Dataset records ->

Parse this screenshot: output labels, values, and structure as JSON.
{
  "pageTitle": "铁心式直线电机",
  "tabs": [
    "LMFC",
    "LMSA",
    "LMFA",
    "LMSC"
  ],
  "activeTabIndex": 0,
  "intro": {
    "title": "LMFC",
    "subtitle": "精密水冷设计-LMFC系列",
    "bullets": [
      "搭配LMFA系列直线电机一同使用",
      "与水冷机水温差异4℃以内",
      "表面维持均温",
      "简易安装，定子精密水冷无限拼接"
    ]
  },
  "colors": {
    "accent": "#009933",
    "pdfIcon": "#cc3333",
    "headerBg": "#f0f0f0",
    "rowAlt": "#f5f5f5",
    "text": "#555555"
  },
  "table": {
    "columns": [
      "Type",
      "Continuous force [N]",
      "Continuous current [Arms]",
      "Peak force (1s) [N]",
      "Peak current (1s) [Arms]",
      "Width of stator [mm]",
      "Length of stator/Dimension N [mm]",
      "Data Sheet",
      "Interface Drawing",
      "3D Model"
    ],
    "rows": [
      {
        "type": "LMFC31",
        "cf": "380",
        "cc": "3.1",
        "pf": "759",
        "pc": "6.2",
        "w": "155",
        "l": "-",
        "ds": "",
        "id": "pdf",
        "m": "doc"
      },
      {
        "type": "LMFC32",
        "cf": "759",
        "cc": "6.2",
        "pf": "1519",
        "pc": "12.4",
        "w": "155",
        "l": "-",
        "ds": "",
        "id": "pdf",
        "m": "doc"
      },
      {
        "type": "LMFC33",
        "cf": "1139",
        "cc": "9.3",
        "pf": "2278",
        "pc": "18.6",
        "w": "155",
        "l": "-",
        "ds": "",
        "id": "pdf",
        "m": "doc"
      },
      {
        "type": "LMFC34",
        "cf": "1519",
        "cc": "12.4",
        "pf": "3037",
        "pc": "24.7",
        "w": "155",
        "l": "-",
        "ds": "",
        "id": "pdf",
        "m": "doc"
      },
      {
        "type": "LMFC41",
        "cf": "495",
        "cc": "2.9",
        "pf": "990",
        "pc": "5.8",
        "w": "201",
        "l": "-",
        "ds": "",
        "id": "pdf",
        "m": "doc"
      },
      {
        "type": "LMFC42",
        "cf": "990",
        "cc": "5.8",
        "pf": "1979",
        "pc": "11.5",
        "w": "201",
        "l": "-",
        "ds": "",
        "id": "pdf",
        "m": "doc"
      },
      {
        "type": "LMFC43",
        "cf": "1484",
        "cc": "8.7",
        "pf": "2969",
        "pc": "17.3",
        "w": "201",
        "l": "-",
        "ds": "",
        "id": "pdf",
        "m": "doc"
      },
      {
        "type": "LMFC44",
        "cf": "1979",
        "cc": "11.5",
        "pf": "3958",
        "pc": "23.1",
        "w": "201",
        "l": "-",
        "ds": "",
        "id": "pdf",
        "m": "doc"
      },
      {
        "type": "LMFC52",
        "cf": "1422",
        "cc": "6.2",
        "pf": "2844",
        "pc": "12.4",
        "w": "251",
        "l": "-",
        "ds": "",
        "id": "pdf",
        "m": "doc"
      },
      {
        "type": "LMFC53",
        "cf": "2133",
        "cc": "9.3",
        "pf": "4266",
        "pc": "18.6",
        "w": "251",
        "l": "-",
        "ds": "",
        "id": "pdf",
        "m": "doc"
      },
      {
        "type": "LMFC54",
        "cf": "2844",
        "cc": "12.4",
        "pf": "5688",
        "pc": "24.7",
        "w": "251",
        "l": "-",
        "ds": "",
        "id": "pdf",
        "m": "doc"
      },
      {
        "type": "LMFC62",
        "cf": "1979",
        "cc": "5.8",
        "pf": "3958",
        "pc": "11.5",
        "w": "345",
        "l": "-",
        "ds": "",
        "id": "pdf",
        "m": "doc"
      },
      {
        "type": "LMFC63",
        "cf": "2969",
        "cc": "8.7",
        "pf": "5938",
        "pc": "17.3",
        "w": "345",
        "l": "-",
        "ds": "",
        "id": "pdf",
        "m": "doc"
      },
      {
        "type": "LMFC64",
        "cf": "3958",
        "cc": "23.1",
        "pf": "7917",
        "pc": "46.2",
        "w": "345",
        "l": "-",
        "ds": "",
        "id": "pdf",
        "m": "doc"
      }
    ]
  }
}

Exercise prompt ->
Reproduce each record exactly as it appears.

Task output ->
Parse this screenshot: output labels, values, and structure as JSON.
{
  "pageTitle": "铁心式直线电机",
  "tabs": [
    "LMFC",
    "LMSA",
    "LMFA",
    "LMSC"
  ],
  "activeTabIndex": 0,
  "intro": {
    "title": "LMFC",
    "subtitle": "精密水冷设计-LMFC系列",
    "bullets": [
      "搭配LMFA系列直线电机一同使用",
      "与水冷机水温差异4℃以内",
      "表面维持均温",
      "简易安装，定子精密水冷无限拼接"
    ]
  },
  "colors": {
    "accent": "#009933",
    "pdfIcon": "#cc3333",
    "headerBg": "#f0f0f0",
    "rowAlt": "#f5f5f5",
    "text": "#555555"
  },
  "table": {
    "columns": [
      "Type",
      "Continuous force [N]",
      "Continuous current [Arms]",
      "Peak force (1s) [N]",
      "Peak current (1s) [Arms]",
      "Width of stator [mm]",
      "Length of stator/Dimension N [mm]",
      "Data Sheet",
      "Interface Drawing",
      "3D Model"
    ],
    "rows": [
      {
        "type": "LMFC31",
        "cf": "380",
        "cc": "3.1",
        "pf": "759",
        "pc": "6.2",
        "w": "155",
        "l": "-",
        "ds": "",
        "id": "pdf",
        "m": "doc"
      },
      {
        "type": "LMFC32",
        "cf": "759",
        "cc": "6.2",
        "pf": "1519",
        "pc": "12.4",
        "w": "155",
        "l": "-",
        "ds": "",
        "id": "pdf",
        "m": "doc"
      },
      {
        "type": "LMFC33",
        "cf": "1139",
        "cc": "9.3",
        "pf": "2278",
        "pc": "18.6",
        "w": "155",
        "l": "-",
        "ds": "",
        "id": "pdf",
        "m": "doc"
      },
      {
        "type": "LMFC34",
        "cf": "1519",
        "cc": "12.4",
        "pf": "3037",
        "pc": "24.7",
        "w": "155",
        "l": "-",
        "ds": "",
        "id": "pdf",
        "m": "doc"
      },
      {
        "type": "LMFC41",
        "cf": "495",
        "cc": "2.9",
        "pf": "990",
        "pc": "5.8",
        "w": "201",
        "l": "-",
        "ds": "",
        "id": "pdf",
        "m": "doc"
      },
      {
        "type": "LMFC42",
        "cf": "990",
        "cc": "5.8",
        "pf": "1979",
        "pc": "11.5",
        "w": "201",
        "l": "-",
        "ds": "",
        "id": "pdf",
        "m": "doc"
      },
      {
        "type": "LMFC43",
        "cf": "1484",
        "cc": "8.7",
        "pf": "2969",
        "pc": "17.3",
        "w": "201",
        "l": "-",
        "ds": "",
        "id": "pdf",
        "m": "doc"
      },
      {
        "type": "LMFC44",
        "cf": "1979",
        "cc": "11.5",
        "pf": "3958",
        "pc": "23.1",
        "w": "201",
        "l": "-",
        "ds": "",
        "id": "pdf",
        "m": "doc"
      },
      {
        "type": "LMFC52",
        "cf": "1422",
        "cc": "6.2",
        "pf": "2844",
        "pc": "12.4",
        "w": "251",
        "l": "-",
        "ds": "",
        "id": "pdf",
        "m": "doc"
      },
      {
        "type": "LMFC53",
        "cf": "2133",
        "cc": "9.3",
        "pf": "4266",
        "pc": "18.6",
        "w": "251",
        "l": "-",
        "ds": "",
        "id": "pdf",
        "m": "doc"
      },
      {
        "type": "LMFC54",
        "cf": "2844",
        "cc": "12.4",
        "pf": "5688",
        "pc": "24.7",
        "w": "251",
        "l": "-",
        "ds": "",
        "id": "pdf",
        "m": "doc"
      },
      {
        "type": "LMFC62",
        "cf": "1979",
        "cc": "5.8",
        "pf": "3958",
        "pc": "11.5",
        "w": "345",
        "l": "-",
        "ds": "",
        "id": "pdf",
        "m": "doc"
      },
      {
        "type": "LMFC63",
        "cf": "2969",
        "cc": "8.7",
        "pf": "5938",
        "pc": "17.3",
        "w": "345",
        "l": "-",
        "ds": "",
        "id": "pdf",
        "m": "doc"
      },
      {
        "type": "LMFC64",
        "cf": "3958",
        "cc": "23.1",
        "pf": "7917",
        "pc": "46.2",
        "w": "345",
        "l": "-",
        "ds": "",
        "id": "pdf",
        "m": "doc"
      }
    ]
  }
}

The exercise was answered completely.